_Extracted records_
========================

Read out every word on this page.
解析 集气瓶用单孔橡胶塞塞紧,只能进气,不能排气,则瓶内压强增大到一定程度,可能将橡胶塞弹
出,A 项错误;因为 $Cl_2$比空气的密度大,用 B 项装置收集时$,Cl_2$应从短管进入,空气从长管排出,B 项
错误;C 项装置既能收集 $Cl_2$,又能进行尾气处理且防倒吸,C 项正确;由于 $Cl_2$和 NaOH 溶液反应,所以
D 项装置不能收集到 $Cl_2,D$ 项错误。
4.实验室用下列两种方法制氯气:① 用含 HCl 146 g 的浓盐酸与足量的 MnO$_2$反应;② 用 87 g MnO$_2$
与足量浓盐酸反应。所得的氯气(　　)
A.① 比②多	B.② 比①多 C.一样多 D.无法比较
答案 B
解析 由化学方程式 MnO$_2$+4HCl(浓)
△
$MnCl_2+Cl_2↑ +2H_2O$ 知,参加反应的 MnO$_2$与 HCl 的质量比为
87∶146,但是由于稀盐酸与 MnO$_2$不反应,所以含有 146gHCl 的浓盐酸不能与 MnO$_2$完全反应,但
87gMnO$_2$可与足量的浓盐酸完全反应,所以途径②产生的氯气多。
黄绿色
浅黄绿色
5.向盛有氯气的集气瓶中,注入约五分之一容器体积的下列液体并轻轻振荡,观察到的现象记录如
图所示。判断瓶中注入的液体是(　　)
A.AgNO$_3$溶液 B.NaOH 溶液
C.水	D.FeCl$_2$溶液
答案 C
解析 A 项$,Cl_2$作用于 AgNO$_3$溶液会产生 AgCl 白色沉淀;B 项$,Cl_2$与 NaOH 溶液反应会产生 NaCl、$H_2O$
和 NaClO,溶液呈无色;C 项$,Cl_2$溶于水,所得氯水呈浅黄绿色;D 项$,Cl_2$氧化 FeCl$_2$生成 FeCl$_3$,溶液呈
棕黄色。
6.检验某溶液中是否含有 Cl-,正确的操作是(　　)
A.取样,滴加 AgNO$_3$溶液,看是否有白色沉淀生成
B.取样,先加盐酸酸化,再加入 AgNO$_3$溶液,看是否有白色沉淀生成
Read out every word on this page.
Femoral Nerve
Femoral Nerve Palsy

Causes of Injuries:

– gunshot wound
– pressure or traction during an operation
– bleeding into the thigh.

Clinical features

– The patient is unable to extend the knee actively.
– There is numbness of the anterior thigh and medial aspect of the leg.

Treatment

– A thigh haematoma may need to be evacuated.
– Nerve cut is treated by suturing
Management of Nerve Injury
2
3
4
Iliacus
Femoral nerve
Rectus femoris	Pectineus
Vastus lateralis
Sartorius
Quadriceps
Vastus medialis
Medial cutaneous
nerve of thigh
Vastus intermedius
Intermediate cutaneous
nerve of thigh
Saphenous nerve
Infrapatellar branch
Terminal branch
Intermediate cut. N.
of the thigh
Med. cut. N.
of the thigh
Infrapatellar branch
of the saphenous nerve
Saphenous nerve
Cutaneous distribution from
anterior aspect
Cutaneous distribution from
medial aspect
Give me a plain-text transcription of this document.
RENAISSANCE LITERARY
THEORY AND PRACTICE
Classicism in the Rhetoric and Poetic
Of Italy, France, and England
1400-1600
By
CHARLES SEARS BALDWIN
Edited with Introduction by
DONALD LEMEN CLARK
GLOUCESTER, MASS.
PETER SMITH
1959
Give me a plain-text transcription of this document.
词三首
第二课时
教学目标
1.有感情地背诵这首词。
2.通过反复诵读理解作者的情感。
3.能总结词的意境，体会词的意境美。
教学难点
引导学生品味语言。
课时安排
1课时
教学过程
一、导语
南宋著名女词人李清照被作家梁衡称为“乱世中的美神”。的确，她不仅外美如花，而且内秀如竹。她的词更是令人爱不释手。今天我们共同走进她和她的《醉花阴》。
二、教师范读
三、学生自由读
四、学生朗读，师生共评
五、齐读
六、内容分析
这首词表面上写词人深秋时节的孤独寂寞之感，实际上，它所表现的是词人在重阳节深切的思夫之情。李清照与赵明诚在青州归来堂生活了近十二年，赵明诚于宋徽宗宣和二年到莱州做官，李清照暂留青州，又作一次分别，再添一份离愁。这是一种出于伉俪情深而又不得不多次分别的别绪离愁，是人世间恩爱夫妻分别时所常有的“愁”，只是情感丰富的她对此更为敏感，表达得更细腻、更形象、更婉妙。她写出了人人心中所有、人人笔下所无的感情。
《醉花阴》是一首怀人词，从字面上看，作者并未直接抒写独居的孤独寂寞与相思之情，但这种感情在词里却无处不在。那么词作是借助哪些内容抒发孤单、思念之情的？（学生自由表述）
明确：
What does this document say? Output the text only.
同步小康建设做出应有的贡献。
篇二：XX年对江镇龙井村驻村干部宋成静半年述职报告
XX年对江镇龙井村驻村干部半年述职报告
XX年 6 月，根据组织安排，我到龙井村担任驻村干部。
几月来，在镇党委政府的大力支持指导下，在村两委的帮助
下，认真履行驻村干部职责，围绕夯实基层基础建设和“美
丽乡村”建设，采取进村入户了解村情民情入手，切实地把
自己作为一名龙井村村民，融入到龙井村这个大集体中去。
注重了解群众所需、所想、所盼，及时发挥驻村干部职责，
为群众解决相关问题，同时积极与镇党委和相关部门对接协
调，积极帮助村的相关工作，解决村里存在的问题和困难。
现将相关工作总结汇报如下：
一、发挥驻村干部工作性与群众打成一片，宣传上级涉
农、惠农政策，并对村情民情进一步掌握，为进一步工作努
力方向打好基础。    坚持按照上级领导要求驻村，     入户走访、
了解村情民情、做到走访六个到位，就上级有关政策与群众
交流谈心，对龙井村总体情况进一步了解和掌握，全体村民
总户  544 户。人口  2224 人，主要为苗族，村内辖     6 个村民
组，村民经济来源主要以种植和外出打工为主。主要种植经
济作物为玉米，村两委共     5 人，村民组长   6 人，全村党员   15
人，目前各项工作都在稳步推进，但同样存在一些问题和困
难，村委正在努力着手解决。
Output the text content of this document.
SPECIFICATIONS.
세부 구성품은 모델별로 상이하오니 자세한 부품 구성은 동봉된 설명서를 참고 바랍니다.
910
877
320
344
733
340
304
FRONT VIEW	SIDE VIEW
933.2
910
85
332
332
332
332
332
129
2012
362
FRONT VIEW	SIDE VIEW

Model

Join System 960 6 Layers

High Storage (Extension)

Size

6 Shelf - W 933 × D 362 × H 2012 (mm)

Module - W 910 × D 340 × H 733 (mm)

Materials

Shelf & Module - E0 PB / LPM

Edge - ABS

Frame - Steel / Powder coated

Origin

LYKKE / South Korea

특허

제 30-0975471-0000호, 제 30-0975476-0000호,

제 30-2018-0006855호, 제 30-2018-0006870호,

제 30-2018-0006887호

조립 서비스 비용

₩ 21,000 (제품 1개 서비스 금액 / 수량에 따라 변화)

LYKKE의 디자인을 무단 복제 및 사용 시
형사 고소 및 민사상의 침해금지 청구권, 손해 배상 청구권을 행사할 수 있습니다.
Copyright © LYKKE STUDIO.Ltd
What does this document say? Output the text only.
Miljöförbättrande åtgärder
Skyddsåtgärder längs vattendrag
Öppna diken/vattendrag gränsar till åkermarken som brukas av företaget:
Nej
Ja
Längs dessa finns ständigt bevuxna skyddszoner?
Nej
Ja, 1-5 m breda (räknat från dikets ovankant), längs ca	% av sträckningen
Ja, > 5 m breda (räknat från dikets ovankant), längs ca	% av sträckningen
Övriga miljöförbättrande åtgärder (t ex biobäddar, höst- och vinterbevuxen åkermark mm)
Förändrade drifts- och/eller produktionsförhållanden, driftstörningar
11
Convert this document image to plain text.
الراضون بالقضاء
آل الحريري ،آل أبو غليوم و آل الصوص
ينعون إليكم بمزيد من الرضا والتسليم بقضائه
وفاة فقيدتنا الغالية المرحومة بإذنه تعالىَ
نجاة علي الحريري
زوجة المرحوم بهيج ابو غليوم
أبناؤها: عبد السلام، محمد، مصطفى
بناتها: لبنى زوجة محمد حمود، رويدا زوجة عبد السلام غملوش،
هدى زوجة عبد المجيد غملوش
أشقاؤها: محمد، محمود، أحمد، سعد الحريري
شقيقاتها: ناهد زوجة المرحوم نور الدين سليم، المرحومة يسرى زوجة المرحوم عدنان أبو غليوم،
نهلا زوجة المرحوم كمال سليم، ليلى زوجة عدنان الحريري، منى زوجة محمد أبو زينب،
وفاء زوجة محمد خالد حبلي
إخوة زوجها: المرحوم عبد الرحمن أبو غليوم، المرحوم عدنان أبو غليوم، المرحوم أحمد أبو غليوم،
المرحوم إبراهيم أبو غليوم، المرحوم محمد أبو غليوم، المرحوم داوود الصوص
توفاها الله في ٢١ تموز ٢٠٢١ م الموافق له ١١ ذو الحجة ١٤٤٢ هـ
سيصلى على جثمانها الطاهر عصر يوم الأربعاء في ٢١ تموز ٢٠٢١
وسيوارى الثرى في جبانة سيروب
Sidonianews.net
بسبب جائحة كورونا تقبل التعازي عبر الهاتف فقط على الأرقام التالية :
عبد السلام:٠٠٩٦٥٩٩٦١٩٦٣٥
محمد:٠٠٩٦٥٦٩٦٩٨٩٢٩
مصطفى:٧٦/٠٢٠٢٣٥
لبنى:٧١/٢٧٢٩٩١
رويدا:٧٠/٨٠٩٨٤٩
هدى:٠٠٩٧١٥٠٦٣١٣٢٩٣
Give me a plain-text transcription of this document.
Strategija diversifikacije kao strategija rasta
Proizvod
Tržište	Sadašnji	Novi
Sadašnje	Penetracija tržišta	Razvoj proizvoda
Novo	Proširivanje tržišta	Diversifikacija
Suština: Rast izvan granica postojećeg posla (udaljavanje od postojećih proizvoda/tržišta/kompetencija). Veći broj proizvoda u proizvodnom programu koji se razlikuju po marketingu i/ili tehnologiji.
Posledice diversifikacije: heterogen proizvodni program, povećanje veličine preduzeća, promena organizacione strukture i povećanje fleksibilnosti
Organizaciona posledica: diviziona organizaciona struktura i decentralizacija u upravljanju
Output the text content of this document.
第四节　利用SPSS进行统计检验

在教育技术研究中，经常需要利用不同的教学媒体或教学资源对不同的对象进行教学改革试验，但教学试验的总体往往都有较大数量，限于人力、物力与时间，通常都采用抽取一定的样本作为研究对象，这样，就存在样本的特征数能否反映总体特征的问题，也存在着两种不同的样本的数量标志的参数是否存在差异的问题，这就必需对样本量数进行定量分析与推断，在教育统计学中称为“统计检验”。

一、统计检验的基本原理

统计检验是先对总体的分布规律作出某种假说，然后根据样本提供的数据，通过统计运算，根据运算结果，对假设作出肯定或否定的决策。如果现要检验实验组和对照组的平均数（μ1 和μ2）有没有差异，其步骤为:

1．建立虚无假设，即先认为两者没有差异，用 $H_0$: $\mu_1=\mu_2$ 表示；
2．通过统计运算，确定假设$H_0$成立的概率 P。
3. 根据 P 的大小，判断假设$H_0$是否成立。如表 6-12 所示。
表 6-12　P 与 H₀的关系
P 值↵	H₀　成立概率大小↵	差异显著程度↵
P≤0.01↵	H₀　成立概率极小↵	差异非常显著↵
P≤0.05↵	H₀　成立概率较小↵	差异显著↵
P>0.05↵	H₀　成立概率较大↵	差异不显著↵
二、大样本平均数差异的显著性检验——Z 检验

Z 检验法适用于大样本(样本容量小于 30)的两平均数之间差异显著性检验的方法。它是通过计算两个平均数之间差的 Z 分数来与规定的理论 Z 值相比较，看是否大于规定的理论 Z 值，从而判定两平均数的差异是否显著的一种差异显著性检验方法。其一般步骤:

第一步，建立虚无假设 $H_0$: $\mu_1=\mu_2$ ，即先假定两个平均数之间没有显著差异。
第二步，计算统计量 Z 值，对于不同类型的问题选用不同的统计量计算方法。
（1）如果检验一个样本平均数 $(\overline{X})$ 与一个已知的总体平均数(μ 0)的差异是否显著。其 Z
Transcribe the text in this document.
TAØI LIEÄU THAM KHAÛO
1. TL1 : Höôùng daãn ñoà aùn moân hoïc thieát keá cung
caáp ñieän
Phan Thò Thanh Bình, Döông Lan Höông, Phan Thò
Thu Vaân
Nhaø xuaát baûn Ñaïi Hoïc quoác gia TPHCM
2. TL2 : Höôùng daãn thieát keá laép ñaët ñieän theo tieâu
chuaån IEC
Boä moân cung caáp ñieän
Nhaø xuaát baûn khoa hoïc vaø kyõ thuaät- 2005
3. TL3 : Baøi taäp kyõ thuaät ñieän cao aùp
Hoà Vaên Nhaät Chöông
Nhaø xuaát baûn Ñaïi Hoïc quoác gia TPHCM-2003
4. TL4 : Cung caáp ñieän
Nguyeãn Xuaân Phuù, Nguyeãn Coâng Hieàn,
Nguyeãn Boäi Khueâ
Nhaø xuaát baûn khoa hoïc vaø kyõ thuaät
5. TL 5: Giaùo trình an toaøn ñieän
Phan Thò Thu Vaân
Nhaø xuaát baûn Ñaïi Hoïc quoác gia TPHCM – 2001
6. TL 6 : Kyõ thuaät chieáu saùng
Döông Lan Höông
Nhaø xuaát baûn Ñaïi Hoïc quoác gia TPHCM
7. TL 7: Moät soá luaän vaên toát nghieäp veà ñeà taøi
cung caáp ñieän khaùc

========================

_Exercise task_
Report how many lines of the listing hold the string "från", giving only the number.

_Response to the exercise_
2